◆ YOUR GOAL ◆
In the material below, find each line holding the string "Operaciones" and copy it.

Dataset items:
========================

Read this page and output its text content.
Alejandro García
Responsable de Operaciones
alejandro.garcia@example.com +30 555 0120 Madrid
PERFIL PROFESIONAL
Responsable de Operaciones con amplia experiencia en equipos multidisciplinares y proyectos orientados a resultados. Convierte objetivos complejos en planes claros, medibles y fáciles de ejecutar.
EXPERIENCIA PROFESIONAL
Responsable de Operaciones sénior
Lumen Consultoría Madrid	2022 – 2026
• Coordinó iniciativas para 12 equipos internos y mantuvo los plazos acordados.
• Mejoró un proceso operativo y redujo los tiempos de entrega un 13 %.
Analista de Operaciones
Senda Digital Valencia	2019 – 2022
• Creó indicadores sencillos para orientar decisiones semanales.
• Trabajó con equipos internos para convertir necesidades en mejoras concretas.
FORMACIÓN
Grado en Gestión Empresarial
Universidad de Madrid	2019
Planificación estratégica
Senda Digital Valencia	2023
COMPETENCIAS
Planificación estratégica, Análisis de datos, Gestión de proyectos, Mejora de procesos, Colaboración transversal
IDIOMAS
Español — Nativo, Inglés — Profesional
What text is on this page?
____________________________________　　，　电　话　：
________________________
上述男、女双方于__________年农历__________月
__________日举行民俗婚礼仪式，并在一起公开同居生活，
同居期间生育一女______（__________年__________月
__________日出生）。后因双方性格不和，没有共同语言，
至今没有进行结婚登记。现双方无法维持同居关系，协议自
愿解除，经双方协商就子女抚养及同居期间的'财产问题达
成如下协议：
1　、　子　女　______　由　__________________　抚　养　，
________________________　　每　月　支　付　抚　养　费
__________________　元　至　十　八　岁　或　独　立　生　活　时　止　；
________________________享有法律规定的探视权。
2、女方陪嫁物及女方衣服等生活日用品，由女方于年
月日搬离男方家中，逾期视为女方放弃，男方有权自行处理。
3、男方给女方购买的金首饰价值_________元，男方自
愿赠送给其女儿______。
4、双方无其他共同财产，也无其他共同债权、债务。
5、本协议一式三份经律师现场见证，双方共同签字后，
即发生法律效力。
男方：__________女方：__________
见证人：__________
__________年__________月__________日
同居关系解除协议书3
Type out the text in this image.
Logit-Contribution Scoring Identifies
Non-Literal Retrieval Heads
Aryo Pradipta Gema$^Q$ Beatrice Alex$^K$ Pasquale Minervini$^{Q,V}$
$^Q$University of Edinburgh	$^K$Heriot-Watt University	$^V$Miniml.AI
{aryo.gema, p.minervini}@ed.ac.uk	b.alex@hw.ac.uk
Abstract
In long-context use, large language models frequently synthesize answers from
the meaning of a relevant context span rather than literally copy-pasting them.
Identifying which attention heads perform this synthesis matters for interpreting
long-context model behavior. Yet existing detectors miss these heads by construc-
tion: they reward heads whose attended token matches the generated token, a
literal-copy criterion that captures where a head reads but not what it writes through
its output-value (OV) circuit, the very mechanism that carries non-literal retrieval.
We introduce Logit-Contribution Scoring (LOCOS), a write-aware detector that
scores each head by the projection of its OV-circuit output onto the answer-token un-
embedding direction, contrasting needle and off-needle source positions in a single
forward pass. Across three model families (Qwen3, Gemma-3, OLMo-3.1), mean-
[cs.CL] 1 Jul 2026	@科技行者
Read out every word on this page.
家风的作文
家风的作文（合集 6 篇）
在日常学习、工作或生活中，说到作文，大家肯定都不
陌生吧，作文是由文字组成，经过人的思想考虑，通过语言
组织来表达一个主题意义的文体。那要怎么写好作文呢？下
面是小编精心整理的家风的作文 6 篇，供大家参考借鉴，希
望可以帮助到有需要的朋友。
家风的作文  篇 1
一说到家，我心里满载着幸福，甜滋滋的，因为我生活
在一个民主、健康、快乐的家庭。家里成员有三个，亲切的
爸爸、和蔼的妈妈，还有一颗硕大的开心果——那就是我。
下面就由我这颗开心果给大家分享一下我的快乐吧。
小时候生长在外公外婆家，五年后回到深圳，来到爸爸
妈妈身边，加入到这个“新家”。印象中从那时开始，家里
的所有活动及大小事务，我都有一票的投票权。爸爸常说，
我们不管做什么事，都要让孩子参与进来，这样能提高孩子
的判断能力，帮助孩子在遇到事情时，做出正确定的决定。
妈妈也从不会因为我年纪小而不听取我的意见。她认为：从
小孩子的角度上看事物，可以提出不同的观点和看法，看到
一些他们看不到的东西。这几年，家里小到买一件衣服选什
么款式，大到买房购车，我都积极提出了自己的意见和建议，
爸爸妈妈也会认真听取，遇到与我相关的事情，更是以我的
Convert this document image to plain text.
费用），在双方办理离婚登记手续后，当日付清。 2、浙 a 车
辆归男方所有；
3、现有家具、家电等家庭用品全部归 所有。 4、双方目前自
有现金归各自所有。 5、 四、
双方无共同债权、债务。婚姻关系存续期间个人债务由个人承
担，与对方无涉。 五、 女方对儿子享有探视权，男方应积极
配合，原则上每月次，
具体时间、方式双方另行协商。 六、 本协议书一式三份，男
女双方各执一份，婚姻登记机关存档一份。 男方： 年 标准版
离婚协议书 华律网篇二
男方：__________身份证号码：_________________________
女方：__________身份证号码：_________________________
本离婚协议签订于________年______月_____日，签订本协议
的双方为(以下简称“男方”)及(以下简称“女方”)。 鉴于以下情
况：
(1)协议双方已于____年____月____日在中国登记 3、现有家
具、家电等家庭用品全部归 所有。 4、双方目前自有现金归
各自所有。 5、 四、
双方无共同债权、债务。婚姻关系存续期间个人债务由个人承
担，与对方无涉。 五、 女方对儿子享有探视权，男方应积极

========================

◆ RESPONSE TO THIS EXERCISE ◆
Responsable de Operaciones
Responsable de Operaciones con amplia experiencia en equipos multidisciplinares y proyectos orientados a resultados. Convierte objetivos complejos en planes claros, medibles y fáciles de ejecutar.
Responsable de Operaciones sénior
Analista de Operaciones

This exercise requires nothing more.